(Dataset entries)
───

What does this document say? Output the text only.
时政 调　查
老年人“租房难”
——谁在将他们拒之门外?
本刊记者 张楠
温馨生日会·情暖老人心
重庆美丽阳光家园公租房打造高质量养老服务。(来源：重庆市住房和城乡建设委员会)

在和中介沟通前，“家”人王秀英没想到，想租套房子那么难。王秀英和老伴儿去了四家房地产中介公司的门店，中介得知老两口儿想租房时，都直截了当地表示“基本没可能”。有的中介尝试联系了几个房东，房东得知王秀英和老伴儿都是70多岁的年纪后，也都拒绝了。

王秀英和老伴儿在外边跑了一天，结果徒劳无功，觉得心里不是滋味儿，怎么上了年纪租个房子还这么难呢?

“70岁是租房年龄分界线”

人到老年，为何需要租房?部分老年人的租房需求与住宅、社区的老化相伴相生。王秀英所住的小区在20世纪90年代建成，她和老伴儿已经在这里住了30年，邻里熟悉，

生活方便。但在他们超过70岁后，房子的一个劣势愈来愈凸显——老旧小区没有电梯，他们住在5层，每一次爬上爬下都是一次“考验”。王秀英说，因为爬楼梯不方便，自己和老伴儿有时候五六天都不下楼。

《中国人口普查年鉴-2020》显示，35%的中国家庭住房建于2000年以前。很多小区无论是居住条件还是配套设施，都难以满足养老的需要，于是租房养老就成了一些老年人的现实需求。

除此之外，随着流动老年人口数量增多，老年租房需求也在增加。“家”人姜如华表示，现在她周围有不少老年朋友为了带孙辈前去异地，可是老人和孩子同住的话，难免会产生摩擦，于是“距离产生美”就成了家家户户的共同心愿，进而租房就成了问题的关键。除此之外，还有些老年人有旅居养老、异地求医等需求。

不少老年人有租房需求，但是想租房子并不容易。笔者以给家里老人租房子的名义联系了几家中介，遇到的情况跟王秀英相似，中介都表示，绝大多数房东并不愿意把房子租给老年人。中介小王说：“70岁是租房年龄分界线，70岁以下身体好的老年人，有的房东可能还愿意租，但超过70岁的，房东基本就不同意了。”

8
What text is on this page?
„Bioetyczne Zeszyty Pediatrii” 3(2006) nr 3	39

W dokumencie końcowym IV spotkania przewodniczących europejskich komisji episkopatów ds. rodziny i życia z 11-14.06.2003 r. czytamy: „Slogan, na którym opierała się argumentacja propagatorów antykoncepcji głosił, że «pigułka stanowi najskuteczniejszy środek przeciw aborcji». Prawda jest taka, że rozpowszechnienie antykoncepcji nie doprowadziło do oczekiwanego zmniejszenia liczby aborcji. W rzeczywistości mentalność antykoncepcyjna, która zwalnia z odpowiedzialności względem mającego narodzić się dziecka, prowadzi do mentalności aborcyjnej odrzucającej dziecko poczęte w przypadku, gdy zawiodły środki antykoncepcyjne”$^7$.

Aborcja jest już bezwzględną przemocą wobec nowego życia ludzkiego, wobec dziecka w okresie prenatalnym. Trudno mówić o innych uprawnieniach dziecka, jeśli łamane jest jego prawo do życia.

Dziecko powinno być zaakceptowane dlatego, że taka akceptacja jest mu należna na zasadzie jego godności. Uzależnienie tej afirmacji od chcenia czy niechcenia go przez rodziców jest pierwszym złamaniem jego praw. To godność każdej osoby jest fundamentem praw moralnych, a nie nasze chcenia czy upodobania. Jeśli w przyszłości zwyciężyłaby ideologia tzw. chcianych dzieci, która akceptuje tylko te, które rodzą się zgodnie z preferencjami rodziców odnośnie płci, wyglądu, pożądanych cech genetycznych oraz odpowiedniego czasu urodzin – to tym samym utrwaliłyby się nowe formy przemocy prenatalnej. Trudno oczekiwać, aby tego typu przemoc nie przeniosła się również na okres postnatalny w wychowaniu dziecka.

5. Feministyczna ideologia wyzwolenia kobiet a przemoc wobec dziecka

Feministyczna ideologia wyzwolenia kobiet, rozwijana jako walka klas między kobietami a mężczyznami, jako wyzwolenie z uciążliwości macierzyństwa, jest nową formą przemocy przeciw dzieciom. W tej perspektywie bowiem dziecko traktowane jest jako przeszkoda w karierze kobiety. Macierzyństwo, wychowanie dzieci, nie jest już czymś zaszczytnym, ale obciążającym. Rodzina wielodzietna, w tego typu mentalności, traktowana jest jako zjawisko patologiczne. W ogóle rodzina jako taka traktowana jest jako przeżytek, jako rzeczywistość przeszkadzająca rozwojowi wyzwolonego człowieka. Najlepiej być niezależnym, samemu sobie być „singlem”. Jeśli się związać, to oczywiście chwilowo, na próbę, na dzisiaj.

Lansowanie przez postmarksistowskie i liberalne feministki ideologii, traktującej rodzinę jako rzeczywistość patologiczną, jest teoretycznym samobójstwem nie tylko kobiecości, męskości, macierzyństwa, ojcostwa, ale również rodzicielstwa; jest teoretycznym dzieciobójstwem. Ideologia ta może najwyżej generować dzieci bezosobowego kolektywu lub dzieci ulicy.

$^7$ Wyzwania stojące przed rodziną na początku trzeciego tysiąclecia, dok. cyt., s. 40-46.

───

From the data above, copy each line that has the string "jego".

### CORRECT OUTPUT:
Aborcja jest już bezwzględną przemocą wobec nowego życia ludzkiego, wobec dziecka w okresie prenatalnym. Trudno mówić o innych uprawnieniach dziecka, jeśli łamane jest jego prawo do życia.
Dziecko powinno być zaakceptowane dlatego, że taka akceptacja jest mu należna na zasadzie jego godności. Uzależnienie tej afirmacji od chcenia czy niechcenia go przez rodziców jest pierwszym złamaniem jego praw. To godność każdej osoby jest fundamentem praw moralnych, a nie nasze chcenia czy upodobania. Jeśli w przyszłości zwyciężyłaby ideologia tzw. chcianych dzieci, która akceptuje tylko te, które rodzą się zgodnie z preferencjami rodziców odnośnie płci, wyglądu, pożądanych cech genetycznych oraz odpowiedniego czasu urodzin – to tym samym utrwaliłyby się nowe formy przemocy prenatalnej. Trudno oczekiwać, aby tego typu przemoc nie przeniosła się również na okres postnatalny w wychowaniu dziecka.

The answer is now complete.